Exercise requirements :: Look for "which" in each line of the entries, and return the matching lines.
##### Given data
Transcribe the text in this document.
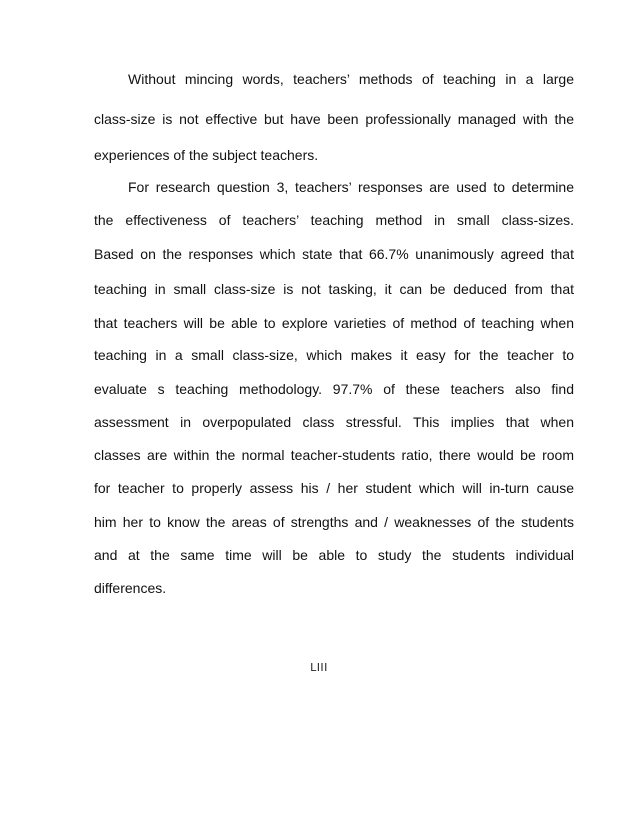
Without mincing words, teachers’ methods of teaching in a large
class-size is not effective but have been professionally managed with the
experiences of the subject teachers.
For research question 3, teachers’ responses are used to determine
the effectiveness of teachers’ teaching method in small class-sizes.
Based on the responses which state that 66.7% unanimously agreed that
teaching in small class-size is not tasking, it can be deduced from that
that teachers will be able to explore varieties of method of teaching when
teaching in a small class-size, which makes it easy for the teacher to
evaluate s teaching methodology. 97.7% of these teachers also find
assessment in overpopulated class stressful. This implies that when
classes are within the normal teacher-students ratio, there would be room
for teacher to properly assess his / her student which will in-turn cause
him her to know the areas of strengths and / weaknesses of the students
and at the same time will be able to study the students individual
differences.
LIII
##########
Complete response ::
Based on the responses which state that 66.7% unanimously agreed that
teaching in a small class-size, which makes it easy for the teacher to
for teacher to properly assess his / her student which will in-turn cause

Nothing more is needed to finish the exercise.